**REQUIRED WORK**: Go through the records and extract every line with the word "sports".

-----

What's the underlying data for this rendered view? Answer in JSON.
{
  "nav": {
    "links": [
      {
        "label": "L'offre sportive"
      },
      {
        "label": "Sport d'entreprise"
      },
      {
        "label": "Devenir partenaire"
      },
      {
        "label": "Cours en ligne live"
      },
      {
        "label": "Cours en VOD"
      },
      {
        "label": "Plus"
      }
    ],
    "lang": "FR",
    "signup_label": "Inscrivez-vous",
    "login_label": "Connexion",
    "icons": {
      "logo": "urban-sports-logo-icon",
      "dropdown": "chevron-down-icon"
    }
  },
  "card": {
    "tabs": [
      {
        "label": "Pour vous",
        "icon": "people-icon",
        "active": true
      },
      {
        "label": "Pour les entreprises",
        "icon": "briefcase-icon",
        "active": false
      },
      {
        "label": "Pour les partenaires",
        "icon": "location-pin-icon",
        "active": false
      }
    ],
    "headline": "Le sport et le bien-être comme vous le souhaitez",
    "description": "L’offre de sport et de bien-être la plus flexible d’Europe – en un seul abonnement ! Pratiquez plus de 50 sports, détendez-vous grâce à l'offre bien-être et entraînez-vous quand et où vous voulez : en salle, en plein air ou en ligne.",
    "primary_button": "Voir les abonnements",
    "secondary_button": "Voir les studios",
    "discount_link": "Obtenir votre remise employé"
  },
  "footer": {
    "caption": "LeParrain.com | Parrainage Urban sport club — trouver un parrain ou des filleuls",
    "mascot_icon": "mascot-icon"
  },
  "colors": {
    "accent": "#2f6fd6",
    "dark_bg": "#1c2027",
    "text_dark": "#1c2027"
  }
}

-----

**ANSWER**:
      "logo": "urban-sports-logo-icon",
    "description": "L’offre de sport et de bien-être la plus flexible d’Europe – en un seul abonnement ! Pratiquez plus de 50 sports, détendez-vous grâce à l'offre bien-être et entraînez-vous quand et où vous voulez : en salle, en plein air ou en ligne.",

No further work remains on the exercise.